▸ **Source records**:
*** Block opens ***
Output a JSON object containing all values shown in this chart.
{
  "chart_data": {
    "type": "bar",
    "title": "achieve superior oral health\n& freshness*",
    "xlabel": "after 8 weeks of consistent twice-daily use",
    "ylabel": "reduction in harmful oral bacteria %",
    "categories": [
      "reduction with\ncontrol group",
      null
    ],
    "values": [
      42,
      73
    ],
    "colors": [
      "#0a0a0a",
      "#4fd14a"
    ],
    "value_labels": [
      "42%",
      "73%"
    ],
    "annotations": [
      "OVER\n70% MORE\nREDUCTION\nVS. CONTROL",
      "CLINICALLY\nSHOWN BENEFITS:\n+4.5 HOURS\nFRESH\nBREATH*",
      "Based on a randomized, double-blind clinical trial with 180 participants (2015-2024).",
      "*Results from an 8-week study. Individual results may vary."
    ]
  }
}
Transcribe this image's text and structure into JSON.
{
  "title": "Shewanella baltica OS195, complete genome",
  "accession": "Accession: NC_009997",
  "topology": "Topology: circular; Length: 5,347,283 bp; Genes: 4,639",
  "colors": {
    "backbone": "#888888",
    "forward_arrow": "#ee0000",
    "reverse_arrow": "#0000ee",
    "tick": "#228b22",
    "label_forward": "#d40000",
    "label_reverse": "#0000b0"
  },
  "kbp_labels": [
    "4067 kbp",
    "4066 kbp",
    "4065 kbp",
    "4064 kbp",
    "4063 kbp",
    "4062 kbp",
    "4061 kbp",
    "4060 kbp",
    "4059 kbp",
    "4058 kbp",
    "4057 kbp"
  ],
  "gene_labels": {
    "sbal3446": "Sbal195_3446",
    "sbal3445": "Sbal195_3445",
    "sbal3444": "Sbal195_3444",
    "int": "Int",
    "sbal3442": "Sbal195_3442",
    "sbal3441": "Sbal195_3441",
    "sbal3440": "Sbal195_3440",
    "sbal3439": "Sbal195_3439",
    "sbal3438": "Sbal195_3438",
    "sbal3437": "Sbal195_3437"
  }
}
*** Block closes ***
▸ **Exercise details**: Look through the entries above; copy every line holding the string "values".

▸ **Answer for this exercise**:
Output a JSON object containing all values shown in this chart.
    "values": [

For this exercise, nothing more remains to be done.